--- Begin ---
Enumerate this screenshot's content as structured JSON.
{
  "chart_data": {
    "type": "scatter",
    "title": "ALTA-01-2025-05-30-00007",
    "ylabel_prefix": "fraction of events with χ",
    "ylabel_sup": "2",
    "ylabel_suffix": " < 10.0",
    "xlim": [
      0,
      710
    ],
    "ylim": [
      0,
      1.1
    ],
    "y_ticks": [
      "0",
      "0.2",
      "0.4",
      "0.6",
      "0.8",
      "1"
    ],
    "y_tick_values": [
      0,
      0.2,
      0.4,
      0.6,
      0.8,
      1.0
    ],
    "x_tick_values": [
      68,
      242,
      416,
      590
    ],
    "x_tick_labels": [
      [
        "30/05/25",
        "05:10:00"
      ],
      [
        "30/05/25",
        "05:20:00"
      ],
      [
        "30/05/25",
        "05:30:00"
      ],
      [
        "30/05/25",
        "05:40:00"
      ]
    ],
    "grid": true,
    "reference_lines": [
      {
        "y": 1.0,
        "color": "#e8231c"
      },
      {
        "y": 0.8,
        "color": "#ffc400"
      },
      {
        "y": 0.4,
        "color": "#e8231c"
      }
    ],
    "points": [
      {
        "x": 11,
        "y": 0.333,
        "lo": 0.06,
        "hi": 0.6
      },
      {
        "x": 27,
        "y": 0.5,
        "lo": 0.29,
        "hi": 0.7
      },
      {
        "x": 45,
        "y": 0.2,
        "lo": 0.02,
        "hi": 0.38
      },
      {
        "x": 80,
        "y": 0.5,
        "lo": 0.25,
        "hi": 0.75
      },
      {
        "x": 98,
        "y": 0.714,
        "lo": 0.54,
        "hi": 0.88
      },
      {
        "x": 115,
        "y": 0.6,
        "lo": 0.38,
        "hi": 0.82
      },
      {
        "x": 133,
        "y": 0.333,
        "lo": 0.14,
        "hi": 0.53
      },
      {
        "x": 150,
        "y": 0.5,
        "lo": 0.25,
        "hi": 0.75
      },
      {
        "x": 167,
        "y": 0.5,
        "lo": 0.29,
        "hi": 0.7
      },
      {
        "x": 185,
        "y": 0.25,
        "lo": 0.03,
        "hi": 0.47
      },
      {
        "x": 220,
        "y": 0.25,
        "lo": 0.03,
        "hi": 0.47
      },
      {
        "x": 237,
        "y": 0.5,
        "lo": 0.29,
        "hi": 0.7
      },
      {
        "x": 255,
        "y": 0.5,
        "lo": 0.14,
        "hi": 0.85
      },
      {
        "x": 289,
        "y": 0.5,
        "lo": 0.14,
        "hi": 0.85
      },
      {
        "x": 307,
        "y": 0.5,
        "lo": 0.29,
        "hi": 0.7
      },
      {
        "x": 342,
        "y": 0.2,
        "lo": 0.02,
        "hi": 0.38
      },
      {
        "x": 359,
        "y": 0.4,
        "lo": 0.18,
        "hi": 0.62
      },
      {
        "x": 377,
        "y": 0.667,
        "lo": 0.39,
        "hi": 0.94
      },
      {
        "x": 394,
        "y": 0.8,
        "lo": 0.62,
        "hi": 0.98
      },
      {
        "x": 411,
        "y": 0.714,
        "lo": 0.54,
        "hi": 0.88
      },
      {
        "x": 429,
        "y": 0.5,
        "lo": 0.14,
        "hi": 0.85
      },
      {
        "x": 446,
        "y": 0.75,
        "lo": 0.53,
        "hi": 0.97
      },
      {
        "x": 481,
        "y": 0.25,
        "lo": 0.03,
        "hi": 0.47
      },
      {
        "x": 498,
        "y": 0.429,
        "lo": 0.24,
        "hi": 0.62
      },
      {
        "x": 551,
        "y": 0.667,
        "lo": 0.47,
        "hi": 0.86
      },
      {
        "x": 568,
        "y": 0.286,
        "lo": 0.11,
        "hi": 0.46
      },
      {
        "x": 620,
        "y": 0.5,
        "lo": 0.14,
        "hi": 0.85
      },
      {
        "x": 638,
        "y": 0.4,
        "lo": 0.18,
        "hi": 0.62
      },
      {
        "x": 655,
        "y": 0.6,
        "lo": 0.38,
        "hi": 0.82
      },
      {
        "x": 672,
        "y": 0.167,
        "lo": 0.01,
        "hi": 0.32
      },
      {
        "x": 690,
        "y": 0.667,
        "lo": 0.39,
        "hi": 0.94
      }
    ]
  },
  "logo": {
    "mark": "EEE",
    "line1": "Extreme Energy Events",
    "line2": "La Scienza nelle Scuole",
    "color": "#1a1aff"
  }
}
--- End ---
• [TO DO] List all lines where "color" occurs.

• [WRITTEN SOLUTION]
        "color": "#e8231c"
        "color": "#ffc400"
        "color": "#e8231c"
    "color": "#1a1aff"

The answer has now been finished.